### Stated task
Return all lines from the listing below in which the string "зеркало" occurs.

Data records
· · · ·

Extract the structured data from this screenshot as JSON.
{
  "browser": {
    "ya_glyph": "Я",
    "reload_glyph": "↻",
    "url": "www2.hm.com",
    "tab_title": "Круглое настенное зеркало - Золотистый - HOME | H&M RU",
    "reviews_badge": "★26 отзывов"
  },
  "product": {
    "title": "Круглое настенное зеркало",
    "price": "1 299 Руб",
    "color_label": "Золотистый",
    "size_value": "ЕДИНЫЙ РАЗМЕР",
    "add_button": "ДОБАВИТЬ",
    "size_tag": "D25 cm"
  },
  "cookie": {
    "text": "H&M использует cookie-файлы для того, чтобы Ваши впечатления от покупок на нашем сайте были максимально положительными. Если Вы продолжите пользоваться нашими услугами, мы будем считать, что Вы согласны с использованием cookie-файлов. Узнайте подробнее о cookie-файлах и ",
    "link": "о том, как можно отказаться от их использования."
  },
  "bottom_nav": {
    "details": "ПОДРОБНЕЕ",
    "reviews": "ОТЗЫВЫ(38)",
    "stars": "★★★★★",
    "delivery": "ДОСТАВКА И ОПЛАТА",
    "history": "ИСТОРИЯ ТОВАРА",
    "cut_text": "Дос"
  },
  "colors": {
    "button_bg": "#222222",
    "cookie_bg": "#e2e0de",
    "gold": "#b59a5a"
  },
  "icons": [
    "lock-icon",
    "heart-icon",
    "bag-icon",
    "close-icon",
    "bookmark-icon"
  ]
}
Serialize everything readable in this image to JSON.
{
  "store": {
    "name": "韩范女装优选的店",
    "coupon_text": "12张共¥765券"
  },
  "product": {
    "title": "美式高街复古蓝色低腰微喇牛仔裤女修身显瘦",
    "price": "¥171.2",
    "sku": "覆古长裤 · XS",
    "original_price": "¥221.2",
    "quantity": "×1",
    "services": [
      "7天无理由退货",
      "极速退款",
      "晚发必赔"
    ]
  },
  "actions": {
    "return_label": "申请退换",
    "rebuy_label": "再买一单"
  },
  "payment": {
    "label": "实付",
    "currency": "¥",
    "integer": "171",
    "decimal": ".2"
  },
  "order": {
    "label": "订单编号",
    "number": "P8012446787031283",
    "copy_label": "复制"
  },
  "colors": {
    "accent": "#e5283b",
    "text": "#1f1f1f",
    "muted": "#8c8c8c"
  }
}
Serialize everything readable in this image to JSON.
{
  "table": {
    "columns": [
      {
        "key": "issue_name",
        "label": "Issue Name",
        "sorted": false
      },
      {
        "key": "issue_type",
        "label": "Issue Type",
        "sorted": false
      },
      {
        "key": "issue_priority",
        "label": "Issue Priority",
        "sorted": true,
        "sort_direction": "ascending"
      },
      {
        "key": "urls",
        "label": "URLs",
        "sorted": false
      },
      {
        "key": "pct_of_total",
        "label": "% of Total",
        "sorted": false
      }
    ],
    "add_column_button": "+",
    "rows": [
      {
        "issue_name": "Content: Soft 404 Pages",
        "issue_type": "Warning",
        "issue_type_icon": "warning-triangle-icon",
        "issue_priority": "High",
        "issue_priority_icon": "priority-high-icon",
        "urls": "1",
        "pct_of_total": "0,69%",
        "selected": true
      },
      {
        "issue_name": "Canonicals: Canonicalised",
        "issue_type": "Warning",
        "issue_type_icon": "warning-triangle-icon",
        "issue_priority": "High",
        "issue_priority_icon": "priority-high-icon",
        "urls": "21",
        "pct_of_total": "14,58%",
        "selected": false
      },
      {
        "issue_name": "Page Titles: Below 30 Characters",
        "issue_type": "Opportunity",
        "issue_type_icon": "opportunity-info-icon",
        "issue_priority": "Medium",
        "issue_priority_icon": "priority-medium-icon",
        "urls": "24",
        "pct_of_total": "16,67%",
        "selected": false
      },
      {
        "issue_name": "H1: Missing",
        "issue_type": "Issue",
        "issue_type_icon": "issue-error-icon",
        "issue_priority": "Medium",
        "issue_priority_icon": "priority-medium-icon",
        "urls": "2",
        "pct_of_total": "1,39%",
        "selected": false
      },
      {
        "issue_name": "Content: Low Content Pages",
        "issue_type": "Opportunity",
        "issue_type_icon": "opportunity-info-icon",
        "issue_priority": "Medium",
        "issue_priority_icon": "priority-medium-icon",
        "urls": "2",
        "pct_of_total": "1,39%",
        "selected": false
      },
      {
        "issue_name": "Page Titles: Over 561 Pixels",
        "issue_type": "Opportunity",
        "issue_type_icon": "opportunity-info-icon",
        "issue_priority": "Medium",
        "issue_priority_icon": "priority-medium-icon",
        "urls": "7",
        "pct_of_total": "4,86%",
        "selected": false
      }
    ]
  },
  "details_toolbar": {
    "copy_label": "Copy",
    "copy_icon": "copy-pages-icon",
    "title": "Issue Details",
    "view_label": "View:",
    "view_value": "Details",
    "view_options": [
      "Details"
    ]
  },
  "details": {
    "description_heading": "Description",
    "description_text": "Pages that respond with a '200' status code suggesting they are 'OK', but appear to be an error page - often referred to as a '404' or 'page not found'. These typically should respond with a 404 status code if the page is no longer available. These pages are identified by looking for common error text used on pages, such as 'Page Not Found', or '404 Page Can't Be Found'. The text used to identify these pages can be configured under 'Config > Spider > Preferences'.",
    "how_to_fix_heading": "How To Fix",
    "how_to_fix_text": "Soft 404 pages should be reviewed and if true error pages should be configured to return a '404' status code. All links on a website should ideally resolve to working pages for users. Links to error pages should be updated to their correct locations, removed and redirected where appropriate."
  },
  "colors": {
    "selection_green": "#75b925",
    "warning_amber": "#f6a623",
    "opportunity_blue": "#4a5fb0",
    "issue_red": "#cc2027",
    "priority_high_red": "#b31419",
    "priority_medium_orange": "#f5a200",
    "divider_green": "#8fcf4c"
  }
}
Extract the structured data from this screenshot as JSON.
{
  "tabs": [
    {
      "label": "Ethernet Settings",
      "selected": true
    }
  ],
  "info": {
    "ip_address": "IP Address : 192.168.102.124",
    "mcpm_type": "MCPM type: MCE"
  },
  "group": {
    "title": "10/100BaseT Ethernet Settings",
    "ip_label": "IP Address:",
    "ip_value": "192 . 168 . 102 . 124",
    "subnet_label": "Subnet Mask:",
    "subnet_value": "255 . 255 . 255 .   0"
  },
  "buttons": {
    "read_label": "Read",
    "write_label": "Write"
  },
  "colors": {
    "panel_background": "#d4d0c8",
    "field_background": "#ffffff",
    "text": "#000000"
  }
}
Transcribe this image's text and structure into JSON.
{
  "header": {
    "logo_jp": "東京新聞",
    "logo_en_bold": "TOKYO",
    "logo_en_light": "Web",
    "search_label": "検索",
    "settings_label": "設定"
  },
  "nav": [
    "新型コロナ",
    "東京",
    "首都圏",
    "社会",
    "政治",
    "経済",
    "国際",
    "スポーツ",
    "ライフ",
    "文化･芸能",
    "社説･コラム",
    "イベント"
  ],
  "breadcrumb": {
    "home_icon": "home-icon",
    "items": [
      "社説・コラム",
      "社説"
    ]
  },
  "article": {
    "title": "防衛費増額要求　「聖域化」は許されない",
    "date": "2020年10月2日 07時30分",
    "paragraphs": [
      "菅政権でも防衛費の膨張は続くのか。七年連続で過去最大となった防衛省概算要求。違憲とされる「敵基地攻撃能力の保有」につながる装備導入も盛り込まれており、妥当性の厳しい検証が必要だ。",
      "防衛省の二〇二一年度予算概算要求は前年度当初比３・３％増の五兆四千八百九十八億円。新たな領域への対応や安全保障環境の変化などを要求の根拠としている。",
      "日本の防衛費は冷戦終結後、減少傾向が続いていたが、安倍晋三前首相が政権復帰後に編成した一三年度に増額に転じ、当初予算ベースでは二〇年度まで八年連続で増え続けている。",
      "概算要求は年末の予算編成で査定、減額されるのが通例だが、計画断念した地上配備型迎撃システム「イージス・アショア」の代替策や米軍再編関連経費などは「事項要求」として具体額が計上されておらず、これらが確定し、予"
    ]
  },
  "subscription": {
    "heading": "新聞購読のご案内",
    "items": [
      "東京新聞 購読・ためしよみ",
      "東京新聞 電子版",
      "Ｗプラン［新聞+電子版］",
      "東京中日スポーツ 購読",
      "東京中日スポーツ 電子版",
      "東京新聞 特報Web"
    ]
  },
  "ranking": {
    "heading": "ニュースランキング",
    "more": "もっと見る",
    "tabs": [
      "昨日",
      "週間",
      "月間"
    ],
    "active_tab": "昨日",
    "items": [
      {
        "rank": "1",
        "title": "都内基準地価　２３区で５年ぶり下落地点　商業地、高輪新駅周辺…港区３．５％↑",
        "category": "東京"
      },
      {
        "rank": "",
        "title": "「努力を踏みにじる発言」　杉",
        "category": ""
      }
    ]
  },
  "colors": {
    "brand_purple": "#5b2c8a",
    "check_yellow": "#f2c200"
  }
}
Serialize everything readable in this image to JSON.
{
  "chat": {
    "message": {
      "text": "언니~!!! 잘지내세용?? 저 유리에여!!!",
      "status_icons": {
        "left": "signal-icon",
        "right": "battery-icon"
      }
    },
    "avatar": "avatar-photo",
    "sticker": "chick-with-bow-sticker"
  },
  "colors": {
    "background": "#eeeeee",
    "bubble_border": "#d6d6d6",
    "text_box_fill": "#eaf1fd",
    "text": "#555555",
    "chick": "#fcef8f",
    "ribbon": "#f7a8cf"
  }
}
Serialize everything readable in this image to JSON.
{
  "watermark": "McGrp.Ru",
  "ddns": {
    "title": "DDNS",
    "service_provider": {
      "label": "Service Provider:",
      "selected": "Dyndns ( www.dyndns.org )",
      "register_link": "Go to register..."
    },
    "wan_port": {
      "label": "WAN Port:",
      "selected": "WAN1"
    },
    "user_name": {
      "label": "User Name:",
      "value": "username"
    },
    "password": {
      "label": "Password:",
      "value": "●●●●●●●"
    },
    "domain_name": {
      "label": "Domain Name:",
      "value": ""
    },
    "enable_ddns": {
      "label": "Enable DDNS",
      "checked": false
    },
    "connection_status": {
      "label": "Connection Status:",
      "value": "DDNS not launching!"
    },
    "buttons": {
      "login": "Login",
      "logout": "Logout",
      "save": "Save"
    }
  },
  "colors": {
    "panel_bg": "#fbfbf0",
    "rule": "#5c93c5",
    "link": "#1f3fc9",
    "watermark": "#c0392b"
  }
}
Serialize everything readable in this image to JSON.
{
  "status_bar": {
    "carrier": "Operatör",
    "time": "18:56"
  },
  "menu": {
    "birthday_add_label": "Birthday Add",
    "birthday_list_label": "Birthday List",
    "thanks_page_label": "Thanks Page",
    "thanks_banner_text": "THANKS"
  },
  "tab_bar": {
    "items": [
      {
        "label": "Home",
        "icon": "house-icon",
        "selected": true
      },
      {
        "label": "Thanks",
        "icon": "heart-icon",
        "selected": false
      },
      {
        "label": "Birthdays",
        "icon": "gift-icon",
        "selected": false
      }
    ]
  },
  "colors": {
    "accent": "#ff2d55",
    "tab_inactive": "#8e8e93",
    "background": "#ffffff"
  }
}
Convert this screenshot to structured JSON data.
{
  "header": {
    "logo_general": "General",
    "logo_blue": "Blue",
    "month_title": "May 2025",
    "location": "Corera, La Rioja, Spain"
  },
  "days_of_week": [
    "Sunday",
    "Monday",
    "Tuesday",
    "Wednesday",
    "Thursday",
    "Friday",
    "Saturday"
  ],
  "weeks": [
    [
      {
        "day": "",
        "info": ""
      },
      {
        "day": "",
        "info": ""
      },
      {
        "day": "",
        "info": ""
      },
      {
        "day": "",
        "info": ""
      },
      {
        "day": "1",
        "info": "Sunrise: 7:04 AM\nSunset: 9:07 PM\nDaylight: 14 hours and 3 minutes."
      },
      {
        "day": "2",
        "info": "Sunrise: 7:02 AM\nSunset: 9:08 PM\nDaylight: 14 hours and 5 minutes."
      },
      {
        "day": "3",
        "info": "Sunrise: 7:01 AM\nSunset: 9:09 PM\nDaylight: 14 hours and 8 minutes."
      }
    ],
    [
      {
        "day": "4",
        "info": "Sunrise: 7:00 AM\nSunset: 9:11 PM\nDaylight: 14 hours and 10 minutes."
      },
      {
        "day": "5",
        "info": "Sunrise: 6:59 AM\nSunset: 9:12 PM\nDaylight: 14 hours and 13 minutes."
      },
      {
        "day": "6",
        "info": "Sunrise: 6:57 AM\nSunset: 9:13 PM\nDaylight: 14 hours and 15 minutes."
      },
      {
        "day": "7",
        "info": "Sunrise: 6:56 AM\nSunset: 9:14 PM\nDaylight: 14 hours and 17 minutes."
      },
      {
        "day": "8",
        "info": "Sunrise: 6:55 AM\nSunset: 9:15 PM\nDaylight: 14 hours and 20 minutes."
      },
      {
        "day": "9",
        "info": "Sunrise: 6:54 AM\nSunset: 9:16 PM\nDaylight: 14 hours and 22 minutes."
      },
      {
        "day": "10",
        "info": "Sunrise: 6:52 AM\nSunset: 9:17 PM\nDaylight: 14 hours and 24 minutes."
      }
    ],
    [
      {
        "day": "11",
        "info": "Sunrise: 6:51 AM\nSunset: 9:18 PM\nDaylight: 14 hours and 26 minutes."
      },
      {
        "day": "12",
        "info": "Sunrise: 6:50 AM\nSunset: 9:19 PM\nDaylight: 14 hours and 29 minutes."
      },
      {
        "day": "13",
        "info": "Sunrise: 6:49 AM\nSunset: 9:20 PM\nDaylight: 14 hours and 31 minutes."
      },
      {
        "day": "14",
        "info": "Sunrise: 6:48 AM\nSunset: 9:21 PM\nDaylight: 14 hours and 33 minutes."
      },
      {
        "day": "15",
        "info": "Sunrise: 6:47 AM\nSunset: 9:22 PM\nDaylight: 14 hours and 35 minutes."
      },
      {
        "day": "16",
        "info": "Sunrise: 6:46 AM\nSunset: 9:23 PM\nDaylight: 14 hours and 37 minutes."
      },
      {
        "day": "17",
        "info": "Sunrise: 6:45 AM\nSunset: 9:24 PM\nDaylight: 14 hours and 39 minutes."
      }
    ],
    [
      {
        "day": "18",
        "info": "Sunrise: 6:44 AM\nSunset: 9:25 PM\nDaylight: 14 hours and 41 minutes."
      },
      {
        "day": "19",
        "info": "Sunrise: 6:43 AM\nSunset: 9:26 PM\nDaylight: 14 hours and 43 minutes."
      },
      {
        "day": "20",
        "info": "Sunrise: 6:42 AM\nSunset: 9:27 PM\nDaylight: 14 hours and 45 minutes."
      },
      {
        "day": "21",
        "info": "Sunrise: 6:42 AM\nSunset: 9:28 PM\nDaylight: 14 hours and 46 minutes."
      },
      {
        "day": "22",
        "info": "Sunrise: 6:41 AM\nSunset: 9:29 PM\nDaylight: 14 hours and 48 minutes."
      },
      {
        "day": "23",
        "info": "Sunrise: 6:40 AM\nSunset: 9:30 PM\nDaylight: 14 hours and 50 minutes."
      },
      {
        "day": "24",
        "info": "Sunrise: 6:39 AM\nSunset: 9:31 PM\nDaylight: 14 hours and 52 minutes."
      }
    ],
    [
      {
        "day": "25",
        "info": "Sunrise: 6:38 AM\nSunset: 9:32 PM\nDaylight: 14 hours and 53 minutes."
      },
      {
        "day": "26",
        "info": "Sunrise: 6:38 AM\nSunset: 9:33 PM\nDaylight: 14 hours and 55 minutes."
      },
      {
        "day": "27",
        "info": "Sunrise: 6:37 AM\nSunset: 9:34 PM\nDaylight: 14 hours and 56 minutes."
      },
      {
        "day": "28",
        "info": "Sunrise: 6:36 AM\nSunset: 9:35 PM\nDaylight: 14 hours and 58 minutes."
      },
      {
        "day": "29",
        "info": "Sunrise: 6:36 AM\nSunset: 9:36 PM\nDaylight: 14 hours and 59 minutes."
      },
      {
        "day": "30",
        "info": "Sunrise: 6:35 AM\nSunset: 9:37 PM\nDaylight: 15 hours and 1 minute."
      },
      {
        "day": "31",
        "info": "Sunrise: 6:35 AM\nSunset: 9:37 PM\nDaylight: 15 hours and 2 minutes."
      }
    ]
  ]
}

· · · ·

### Answer below
    "tab_title": "Круглое настенное зеркало - Золотистый - HOME | H&M RU",
    "title": "Круглое настенное зеркало",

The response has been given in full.